-- To be done --
Repeat every record below exactly as it appears.
____ Source material
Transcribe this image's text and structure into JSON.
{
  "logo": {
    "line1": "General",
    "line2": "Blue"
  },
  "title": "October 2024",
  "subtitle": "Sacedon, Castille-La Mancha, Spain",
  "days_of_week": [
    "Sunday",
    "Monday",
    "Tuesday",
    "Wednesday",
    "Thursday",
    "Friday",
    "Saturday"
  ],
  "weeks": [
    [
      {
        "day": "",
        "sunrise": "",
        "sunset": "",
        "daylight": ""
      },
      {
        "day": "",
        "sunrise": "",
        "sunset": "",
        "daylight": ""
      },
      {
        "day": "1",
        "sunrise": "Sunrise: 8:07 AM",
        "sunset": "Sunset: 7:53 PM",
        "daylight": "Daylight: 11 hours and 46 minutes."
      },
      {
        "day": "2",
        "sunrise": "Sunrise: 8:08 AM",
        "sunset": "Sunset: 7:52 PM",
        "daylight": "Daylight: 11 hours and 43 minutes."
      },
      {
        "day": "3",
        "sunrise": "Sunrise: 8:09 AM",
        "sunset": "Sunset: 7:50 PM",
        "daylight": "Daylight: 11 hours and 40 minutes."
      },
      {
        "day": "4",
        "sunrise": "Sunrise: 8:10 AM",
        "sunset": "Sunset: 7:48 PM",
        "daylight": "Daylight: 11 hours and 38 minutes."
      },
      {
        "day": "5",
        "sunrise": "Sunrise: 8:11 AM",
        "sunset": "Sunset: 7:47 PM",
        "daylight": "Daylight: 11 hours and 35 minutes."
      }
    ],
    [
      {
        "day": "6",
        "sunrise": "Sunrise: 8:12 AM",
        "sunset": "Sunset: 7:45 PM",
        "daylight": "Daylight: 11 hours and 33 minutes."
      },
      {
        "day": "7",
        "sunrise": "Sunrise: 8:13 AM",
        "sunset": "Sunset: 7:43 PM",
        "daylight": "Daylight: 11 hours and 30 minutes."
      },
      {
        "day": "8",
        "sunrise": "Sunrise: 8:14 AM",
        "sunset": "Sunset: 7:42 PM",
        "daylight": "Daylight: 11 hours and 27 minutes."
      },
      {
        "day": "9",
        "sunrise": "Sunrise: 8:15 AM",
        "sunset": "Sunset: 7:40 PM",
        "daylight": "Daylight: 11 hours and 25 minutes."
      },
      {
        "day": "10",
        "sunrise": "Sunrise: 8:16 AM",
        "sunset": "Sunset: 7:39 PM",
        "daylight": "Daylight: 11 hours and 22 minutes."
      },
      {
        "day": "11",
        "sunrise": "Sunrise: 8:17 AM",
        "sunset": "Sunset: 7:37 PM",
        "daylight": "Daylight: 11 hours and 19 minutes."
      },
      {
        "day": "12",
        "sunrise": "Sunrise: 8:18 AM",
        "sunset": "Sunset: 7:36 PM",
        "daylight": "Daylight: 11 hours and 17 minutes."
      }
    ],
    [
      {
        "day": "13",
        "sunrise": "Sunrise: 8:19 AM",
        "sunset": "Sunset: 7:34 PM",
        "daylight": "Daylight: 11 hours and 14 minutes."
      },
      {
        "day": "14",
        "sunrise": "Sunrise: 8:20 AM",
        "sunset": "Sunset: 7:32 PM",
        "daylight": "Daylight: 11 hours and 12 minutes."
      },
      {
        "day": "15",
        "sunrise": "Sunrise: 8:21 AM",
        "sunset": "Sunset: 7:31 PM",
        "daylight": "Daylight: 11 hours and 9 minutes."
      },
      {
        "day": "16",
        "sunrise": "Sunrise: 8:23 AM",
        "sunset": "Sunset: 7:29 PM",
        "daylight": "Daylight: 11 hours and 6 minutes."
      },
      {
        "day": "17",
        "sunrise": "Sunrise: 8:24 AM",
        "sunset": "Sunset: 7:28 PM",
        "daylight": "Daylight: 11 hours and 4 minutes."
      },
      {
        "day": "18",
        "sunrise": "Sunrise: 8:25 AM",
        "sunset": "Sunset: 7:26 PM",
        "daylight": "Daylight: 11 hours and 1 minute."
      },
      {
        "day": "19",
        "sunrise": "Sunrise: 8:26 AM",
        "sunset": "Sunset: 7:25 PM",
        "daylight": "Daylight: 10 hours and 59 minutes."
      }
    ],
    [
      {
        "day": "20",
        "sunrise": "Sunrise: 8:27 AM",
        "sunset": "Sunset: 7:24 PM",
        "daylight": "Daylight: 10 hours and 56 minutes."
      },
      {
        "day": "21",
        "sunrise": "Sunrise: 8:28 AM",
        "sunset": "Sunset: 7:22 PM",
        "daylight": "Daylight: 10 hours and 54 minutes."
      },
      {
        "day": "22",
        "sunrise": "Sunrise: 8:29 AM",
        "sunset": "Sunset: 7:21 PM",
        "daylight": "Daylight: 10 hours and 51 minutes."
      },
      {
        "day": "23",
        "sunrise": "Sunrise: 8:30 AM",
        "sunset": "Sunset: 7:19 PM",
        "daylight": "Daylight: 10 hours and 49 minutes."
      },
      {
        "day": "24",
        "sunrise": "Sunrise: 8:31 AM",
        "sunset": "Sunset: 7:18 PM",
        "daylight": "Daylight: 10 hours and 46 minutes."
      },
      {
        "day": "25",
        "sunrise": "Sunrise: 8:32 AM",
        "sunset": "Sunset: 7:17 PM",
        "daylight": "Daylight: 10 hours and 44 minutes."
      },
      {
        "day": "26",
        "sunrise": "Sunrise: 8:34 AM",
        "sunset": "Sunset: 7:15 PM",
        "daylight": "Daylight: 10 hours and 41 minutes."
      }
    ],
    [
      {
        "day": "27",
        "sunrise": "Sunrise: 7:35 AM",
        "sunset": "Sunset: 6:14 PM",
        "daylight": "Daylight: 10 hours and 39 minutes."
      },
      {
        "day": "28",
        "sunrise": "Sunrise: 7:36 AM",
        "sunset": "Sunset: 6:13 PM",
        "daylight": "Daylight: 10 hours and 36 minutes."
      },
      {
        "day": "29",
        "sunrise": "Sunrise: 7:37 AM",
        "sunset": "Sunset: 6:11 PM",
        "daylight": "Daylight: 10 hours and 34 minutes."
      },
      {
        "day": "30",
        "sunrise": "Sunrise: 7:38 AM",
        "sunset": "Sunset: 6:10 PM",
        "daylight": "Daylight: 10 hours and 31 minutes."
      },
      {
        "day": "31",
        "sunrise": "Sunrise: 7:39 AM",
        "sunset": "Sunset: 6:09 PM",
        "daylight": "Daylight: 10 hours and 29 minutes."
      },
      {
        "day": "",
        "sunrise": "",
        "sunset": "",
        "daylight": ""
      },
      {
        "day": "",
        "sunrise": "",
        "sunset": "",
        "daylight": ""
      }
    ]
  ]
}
________
-- Answer to the problem --
Transcribe this image's text and structure into JSON.
{
  "logo": {
    "line1": "General",
    "line2": "Blue"
  },
  "title": "October 2024",
  "subtitle": "Sacedon, Castille-La Mancha, Spain",
  "days_of_week": [
    "Sunday",
    "Monday",
    "Tuesday",
    "Wednesday",
    "Thursday",
    "Friday",
    "Saturday"
  ],
  "weeks": [
    [
      {
        "day": "",
        "sunrise": "",
        "sunset": "",
        "daylight": ""
      },
      {
        "day": "",
        "sunrise": "",
        "sunset": "",
        "daylight": ""
      },
      {
        "day": "1",
        "sunrise": "Sunrise: 8:07 AM",
        "sunset": "Sunset: 7:53 PM",
        "daylight": "Daylight: 11 hours and 46 minutes."
      },
      {
        "day": "2",
        "sunrise": "Sunrise: 8:08 AM",
        "sunset": "Sunset: 7:52 PM",
        "daylight": "Daylight: 11 hours and 43 minutes."
      },
      {
        "day": "3",
        "sunrise": "Sunrise: 8:09 AM",
        "sunset": "Sunset: 7:50 PM",
        "daylight": "Daylight: 11 hours and 40 minutes."
      },
      {
        "day": "4",
        "sunrise": "Sunrise: 8:10 AM",
        "sunset": "Sunset: 7:48 PM",
        "daylight": "Daylight: 11 hours and 38 minutes."
      },
      {
        "day": "5",
        "sunrise": "Sunrise: 8:11 AM",
        "sunset": "Sunset: 7:47 PM",
        "daylight": "Daylight: 11 hours and 35 minutes."
      }
    ],
    [
      {
        "day": "6",
        "sunrise": "Sunrise: 8:12 AM",
        "sunset": "Sunset: 7:45 PM",
        "daylight": "Daylight: 11 hours and 33 minutes."
      },
      {
        "day": "7",
        "sunrise": "Sunrise: 8:13 AM",
        "sunset": "Sunset: 7:43 PM",
        "daylight": "Daylight: 11 hours and 30 minutes."
      },
      {
        "day": "8",
        "sunrise": "Sunrise: 8:14 AM",
        "sunset": "Sunset: 7:42 PM",
        "daylight": "Daylight: 11 hours and 27 minutes."
      },
      {
        "day": "9",
        "sunrise": "Sunrise: 8:15 AM",
        "sunset": "Sunset: 7:40 PM",
        "daylight": "Daylight: 11 hours and 25 minutes."
      },
      {
        "day": "10",
        "sunrise": "Sunrise: 8:16 AM",
        "sunset": "Sunset: 7:39 PM",
        "daylight": "Daylight: 11 hours and 22 minutes."
      },
      {
        "day": "11",
        "sunrise": "Sunrise: 8:17 AM",
        "sunset": "Sunset: 7:37 PM",
        "daylight": "Daylight: 11 hours and 19 minutes."
      },
      {
        "day": "12",
        "sunrise": "Sunrise: 8:18 AM",
        "sunset": "Sunset: 7:36 PM",
        "daylight": "Daylight: 11 hours and 17 minutes."
      }
    ],
    [
      {
        "day": "13",
        "sunrise": "Sunrise: 8:19 AM",
        "sunset": "Sunset: 7:34 PM",
        "daylight": "Daylight: 11 hours and 14 minutes."
      },
      {
        "day": "14",
        "sunrise": "Sunrise: 8:20 AM",
        "sunset": "Sunset: 7:32 PM",
        "daylight": "Daylight: 11 hours and 12 minutes."
      },
      {
        "day": "15",
        "sunrise": "Sunrise: 8:21 AM",
        "sunset": "Sunset: 7:31 PM",
        "daylight": "Daylight: 11 hours and 9 minutes."
      },
      {
        "day": "16",
        "sunrise": "Sunrise: 8:23 AM",
        "sunset": "Sunset: 7:29 PM",
        "daylight": "Daylight: 11 hours and 6 minutes."
      },
      {
        "day": "17",
        "sunrise": "Sunrise: 8:24 AM",
        "sunset": "Sunset: 7:28 PM",
        "daylight": "Daylight: 11 hours and 4 minutes."
      },
      {
        "day": "18",
        "sunrise": "Sunrise: 8:25 AM",
        "sunset": "Sunset: 7:26 PM",
        "daylight": "Daylight: 11 hours and 1 minute."
      },
      {
        "day": "19",
        "sunrise": "Sunrise: 8:26 AM",
        "sunset": "Sunset: 7:25 PM",
        "daylight": "Daylight: 10 hours and 59 minutes."
      }
    ],
    [
      {
        "day": "20",
        "sunrise": "Sunrise: 8:27 AM",
        "sunset": "Sunset: 7:24 PM",
        "daylight": "Daylight: 10 hours and 56 minutes."
      },
      {
        "day": "21",
        "sunrise": "Sunrise: 8:28 AM",
        "sunset": "Sunset: 7:22 PM",
        "daylight": "Daylight: 10 hours and 54 minutes."
      },
      {
        "day": "22",
        "sunrise": "Sunrise: 8:29 AM",
        "sunset": "Sunset: 7:21 PM",
        "daylight": "Daylight: 10 hours and 51 minutes."
      },
      {
        "day": "23",
        "sunrise": "Sunrise: 8:30 AM",
        "sunset": "Sunset: 7:19 PM",
        "daylight": "Daylight: 10 hours and 49 minutes."
      },
      {
        "day": "24",
        "sunrise": "Sunrise: 8:31 AM",
        "sunset": "Sunset: 7:18 PM",
        "daylight": "Daylight: 10 hours and 46 minutes."
      },
      {
        "day": "25",
        "sunrise": "Sunrise: 8:32 AM",
        "sunset": "Sunset: 7:17 PM",
        "daylight": "Daylight: 10 hours and 44 minutes."
      },
      {
        "day": "26",
        "sunrise": "Sunrise: 8:34 AM",
        "sunset": "Sunset: 7:15 PM",
        "daylight": "Daylight: 10 hours and 41 minutes."
      }
    ],
    [
      {
        "day": "27",
        "sunrise": "Sunrise: 7:35 AM",
        "sunset": "Sunset: 6:14 PM",
        "daylight": "Daylight: 10 hours and 39 minutes."
      },
      {
        "day": "28",
        "sunrise": "Sunrise: 7:36 AM",
        "sunset": "Sunset: 6:13 PM",
        "daylight": "Daylight: 10 hours and 36 minutes."
      },
      {
        "day": "29",
        "sunrise": "Sunrise: 7:37 AM",
        "sunset": "Sunset: 6:11 PM",
        "daylight": "Daylight: 10 hours and 34 minutes."
      },
      {
        "day": "30",
        "sunrise": "Sunrise: 7:38 AM",
        "sunset": "Sunset: 6:10 PM",
        "daylight": "Daylight: 10 hours and 31 minutes."
      },
      {
        "day": "31",
        "sunrise": "Sunrise: 7:39 AM",
        "sunset": "Sunset: 6:09 PM",
        "daylight": "Daylight: 10 hours and 29 minutes."
      },
      {
        "day": "",
        "sunrise": "",
        "sunset": "",
        "daylight": ""
      },
      {
        "day": "",
        "sunrise": "",
        "sunset": "",
        "daylight": ""
      }
    ]
  ]
}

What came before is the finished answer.